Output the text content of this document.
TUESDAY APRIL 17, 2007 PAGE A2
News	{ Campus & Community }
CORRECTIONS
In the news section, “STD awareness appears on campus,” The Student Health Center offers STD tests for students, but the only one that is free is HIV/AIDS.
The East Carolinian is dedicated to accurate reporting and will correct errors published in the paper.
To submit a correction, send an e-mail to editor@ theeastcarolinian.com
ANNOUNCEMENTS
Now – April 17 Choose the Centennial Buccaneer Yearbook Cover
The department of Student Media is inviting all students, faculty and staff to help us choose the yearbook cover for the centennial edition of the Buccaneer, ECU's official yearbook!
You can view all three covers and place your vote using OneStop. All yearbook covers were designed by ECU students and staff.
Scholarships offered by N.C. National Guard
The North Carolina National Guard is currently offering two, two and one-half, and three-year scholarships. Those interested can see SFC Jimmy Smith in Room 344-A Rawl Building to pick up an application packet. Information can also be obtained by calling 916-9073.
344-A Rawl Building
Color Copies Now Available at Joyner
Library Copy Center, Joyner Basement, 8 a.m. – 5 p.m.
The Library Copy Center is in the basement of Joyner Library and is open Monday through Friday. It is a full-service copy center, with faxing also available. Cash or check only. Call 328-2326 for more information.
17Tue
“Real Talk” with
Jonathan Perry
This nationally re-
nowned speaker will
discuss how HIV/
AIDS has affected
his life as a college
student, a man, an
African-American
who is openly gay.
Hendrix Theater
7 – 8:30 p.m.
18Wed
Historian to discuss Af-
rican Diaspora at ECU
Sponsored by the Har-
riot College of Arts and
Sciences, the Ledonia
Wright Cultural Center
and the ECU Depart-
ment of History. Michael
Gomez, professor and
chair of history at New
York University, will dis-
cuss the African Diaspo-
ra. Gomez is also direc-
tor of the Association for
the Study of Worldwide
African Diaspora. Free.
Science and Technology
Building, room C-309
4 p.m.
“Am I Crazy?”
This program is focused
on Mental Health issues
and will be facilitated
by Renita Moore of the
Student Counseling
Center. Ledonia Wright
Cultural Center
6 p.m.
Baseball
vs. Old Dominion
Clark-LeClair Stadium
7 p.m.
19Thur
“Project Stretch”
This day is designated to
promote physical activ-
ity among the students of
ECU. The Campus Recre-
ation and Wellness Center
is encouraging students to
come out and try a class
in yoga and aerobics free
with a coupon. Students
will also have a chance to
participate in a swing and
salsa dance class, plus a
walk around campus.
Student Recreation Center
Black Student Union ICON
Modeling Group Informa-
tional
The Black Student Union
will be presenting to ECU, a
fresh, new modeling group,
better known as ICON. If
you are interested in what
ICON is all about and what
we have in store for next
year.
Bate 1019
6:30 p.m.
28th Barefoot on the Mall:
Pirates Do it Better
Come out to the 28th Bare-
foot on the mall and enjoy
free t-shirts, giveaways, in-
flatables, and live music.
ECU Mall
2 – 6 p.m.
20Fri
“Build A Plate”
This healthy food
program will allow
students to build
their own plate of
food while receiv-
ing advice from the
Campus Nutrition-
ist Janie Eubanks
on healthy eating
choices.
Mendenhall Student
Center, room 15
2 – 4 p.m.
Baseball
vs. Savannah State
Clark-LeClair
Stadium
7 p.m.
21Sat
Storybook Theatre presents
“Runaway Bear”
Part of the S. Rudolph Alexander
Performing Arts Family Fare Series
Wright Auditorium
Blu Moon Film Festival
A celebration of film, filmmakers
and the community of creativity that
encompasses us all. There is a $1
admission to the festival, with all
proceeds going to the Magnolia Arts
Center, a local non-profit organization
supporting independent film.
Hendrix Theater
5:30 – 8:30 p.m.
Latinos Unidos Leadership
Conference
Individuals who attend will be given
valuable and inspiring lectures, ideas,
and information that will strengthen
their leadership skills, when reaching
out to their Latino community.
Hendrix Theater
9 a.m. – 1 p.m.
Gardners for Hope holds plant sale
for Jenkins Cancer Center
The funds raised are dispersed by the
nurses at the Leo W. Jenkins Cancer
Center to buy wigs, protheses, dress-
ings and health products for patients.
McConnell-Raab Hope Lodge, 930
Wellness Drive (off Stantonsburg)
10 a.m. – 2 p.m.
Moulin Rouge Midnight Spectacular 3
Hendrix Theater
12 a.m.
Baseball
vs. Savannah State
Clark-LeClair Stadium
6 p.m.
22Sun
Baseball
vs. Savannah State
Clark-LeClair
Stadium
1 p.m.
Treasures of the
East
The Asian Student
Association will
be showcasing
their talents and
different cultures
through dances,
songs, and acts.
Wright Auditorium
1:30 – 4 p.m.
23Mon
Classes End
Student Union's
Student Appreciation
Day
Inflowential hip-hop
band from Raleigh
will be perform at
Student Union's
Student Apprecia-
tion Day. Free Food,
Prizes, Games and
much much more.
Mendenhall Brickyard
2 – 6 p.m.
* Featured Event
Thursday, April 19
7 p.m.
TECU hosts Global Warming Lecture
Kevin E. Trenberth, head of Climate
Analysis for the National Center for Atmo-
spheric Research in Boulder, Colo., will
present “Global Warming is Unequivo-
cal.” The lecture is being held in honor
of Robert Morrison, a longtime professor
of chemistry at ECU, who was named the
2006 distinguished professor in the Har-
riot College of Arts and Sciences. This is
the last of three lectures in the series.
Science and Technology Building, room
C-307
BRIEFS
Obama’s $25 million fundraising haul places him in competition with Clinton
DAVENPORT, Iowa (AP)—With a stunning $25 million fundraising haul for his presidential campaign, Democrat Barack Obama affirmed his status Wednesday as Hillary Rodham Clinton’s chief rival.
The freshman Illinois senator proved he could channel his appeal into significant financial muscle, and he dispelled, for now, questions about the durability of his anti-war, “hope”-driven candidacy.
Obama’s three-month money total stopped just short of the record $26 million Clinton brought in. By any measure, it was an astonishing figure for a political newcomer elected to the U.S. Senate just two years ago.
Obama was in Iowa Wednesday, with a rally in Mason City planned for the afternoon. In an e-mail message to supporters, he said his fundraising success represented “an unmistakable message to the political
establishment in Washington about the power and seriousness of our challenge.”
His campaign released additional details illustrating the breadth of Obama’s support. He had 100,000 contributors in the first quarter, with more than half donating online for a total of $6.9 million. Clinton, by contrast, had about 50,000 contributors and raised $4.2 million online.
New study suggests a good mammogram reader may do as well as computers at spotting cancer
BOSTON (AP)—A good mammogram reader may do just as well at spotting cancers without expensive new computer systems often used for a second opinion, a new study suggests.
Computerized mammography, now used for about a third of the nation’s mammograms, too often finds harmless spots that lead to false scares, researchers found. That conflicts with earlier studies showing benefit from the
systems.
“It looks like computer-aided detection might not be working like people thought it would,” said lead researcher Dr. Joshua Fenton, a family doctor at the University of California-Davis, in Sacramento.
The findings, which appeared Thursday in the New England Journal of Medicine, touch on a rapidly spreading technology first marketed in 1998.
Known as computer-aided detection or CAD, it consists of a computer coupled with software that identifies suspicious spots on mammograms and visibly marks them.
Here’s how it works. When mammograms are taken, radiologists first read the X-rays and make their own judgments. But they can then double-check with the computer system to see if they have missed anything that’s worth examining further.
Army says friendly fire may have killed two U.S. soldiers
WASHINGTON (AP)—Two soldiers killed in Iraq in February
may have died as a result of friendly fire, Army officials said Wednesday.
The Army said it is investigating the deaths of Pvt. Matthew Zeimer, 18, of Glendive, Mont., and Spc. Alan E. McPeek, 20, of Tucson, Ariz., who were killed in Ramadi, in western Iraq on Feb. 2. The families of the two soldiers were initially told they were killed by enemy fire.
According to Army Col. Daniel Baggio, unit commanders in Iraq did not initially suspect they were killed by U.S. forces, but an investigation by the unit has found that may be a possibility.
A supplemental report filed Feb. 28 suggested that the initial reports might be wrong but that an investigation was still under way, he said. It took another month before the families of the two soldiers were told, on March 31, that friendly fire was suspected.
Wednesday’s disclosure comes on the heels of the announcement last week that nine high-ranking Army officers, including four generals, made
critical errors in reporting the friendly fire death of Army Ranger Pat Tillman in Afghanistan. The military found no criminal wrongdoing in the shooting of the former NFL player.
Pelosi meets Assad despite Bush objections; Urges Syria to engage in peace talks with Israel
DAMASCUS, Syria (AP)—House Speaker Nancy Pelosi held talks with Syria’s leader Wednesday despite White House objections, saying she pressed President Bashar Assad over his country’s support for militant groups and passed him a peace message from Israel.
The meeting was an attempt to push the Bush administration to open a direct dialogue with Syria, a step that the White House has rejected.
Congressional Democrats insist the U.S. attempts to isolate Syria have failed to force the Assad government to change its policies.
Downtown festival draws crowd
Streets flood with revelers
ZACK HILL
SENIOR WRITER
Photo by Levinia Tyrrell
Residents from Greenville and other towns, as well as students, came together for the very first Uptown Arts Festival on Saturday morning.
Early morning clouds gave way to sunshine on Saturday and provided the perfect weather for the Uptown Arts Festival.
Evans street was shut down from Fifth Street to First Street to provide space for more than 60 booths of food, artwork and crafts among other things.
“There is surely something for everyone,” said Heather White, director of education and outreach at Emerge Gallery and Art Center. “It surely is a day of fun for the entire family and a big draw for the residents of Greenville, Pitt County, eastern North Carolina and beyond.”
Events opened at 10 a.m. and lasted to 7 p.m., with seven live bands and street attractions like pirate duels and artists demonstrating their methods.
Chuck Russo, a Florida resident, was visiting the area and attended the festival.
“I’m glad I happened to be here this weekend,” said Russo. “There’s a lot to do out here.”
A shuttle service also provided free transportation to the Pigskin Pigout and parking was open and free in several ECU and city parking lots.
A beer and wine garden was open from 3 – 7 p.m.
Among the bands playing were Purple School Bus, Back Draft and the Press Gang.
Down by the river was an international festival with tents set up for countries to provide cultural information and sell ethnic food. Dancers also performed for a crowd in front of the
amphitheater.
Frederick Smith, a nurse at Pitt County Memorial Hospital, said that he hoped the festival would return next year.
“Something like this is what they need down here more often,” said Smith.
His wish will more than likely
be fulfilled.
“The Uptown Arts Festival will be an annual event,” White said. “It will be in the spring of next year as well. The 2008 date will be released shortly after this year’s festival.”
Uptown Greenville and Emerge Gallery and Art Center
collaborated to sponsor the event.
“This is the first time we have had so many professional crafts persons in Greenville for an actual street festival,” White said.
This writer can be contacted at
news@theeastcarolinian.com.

* TASK DESCRIPTION: Take every line above that includes "Building" and list it.

* PROBLEM SOLUTION:
The North Carolina National Guard is currently offering two, two and one-half, and three-year scholarships. Those interested can see SFC Jimmy Smith in Room 344-A Rawl Building to pick up an application packet. Information can also be obtained by calling 916-9073.
344-A Rawl Building
Building, room C-309
Science and Technology Building, room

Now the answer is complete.